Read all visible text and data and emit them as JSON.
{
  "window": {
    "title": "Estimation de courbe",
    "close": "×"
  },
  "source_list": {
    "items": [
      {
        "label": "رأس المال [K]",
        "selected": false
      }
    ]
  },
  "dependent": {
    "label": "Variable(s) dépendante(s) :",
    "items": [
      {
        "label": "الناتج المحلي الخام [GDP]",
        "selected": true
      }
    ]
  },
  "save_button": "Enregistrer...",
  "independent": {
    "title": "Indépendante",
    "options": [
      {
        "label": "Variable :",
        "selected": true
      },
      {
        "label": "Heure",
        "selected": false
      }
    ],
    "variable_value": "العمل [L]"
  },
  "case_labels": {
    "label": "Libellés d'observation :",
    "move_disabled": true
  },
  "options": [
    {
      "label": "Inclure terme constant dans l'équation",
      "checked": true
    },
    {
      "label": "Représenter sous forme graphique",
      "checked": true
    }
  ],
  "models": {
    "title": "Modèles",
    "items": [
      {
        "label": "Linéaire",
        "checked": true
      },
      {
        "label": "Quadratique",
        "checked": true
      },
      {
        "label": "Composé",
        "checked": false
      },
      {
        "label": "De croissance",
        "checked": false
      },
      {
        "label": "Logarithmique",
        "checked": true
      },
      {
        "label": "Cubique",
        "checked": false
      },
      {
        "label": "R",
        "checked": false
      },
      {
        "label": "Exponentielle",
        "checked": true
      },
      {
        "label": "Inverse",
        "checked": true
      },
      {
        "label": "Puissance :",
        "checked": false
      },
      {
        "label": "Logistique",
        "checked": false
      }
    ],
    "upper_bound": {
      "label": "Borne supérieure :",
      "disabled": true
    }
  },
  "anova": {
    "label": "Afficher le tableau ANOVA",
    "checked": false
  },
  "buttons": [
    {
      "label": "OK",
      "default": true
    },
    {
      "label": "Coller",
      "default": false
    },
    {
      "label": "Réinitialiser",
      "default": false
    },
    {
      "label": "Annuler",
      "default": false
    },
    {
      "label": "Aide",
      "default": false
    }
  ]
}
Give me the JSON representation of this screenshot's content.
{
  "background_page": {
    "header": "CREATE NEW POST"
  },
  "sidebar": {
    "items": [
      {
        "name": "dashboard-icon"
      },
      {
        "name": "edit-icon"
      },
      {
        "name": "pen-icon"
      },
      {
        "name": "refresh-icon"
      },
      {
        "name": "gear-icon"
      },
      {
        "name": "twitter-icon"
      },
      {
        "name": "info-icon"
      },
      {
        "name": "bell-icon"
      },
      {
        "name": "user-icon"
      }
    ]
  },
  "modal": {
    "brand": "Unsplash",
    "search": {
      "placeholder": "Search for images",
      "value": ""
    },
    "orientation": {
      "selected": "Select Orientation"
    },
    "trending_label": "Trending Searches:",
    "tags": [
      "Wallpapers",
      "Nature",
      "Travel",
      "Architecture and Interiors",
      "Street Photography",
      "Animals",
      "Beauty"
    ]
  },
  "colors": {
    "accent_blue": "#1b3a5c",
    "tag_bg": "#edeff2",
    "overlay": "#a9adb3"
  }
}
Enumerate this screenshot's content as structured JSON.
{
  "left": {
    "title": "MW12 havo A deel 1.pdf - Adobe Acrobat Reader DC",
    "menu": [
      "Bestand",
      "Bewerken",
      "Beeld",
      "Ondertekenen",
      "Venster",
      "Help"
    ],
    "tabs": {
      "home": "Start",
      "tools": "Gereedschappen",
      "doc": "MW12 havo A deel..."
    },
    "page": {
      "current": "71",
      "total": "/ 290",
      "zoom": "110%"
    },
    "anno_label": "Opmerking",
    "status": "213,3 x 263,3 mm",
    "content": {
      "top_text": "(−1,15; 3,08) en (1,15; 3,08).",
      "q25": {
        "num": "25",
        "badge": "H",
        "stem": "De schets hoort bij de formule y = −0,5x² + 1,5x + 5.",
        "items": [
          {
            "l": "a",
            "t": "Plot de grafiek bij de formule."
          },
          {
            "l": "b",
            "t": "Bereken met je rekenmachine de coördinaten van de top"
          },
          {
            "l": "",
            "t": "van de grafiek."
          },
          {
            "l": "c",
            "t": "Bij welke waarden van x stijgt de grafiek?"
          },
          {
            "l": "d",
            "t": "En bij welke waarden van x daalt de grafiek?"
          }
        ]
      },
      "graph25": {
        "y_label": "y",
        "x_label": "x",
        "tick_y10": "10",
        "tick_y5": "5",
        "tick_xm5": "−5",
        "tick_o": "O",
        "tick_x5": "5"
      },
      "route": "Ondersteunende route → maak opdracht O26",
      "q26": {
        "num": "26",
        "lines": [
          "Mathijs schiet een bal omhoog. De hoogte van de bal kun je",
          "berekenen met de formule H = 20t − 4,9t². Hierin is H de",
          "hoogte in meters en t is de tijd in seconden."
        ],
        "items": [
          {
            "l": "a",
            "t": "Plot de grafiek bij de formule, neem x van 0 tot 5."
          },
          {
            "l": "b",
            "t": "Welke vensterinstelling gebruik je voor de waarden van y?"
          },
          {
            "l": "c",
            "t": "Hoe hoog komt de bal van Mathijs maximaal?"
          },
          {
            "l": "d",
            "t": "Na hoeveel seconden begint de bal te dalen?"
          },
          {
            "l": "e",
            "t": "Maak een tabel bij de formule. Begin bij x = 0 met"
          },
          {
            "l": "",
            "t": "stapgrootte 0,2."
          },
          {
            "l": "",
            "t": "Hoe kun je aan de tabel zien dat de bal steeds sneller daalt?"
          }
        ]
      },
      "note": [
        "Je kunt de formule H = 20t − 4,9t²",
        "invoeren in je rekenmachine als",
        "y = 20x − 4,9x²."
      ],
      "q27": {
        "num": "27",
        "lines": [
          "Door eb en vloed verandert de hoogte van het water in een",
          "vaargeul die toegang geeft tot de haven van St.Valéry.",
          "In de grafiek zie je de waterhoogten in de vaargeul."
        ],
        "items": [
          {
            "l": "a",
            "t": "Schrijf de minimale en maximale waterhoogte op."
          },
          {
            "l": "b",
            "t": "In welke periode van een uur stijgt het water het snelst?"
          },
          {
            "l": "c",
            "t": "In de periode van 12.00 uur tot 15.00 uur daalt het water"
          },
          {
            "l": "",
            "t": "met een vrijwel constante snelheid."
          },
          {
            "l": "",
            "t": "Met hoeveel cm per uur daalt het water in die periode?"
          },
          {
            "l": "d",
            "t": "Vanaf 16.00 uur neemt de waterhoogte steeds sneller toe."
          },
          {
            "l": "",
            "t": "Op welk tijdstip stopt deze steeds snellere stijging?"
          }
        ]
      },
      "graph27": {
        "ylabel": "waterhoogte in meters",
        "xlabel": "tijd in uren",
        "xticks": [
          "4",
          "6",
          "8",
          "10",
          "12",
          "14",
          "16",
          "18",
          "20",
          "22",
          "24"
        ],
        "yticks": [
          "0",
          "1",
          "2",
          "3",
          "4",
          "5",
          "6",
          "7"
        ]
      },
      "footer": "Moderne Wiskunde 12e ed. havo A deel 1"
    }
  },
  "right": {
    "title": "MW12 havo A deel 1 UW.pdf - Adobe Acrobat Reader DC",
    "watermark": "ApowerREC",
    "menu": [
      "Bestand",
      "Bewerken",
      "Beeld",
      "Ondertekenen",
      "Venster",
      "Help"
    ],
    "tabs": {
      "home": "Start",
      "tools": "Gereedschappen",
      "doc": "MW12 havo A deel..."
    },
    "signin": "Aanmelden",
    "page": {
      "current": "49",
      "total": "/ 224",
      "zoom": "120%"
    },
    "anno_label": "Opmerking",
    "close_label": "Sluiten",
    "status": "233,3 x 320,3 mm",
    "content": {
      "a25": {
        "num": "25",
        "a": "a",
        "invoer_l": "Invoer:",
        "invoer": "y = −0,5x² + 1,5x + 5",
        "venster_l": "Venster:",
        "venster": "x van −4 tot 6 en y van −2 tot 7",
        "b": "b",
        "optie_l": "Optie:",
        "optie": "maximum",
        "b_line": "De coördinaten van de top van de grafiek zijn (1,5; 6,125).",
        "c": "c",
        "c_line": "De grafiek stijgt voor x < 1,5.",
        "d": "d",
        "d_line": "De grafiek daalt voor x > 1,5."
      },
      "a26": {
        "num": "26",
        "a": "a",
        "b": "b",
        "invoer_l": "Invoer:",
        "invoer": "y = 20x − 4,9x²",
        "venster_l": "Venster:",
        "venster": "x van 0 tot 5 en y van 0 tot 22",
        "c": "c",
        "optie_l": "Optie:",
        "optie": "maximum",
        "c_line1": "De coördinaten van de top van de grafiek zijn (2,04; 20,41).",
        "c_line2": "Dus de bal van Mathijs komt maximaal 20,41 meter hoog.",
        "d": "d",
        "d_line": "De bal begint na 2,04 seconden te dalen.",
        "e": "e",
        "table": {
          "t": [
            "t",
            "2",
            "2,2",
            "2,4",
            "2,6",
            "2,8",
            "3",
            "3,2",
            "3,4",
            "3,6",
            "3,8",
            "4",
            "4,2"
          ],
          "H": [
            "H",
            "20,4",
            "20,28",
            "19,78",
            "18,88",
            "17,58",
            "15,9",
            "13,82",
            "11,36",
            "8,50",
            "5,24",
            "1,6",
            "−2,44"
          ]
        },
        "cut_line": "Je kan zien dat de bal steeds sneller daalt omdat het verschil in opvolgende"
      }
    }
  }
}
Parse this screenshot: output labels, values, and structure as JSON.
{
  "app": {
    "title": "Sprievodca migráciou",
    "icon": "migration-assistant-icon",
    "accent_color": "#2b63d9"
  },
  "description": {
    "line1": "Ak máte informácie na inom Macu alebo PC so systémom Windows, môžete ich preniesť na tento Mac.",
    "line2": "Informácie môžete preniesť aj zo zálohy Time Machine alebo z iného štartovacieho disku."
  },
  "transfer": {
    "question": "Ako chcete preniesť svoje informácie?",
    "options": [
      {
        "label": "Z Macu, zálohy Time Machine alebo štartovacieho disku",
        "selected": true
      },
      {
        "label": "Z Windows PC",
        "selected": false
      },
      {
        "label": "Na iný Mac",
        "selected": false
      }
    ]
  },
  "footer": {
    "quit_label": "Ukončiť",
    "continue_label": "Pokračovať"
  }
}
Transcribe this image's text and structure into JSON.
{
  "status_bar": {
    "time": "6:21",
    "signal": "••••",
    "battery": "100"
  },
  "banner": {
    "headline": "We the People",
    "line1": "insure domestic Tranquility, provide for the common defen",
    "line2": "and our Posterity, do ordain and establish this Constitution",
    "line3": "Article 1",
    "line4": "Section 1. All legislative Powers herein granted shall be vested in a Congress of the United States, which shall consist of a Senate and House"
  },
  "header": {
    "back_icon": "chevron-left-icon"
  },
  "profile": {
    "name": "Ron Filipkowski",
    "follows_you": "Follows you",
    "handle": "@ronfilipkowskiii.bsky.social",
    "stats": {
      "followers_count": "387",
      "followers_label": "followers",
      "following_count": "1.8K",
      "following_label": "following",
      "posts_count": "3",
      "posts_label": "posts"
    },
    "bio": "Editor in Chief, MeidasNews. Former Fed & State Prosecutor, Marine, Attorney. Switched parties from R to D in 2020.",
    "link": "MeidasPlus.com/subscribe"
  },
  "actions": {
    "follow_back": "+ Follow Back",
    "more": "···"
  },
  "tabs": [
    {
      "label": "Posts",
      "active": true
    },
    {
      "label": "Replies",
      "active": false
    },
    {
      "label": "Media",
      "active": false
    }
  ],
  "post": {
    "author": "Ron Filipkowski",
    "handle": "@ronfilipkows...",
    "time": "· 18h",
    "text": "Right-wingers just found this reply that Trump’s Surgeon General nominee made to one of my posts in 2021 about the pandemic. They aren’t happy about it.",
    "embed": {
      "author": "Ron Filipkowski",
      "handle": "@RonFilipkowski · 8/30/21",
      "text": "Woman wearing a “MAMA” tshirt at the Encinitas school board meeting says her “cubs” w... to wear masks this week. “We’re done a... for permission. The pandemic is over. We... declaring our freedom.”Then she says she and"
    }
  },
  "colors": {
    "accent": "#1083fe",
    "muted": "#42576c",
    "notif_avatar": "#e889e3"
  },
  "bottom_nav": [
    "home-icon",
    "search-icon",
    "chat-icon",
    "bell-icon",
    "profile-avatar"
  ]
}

___

Report all lines of the data above that include the string "Windows".

FINISHED TASK:
    "line1": "Ak máte informácie na inom Macu alebo PC so systémom Windows, môžete ich preniesť na tento Mac.",
        "label": "Z Windows PC",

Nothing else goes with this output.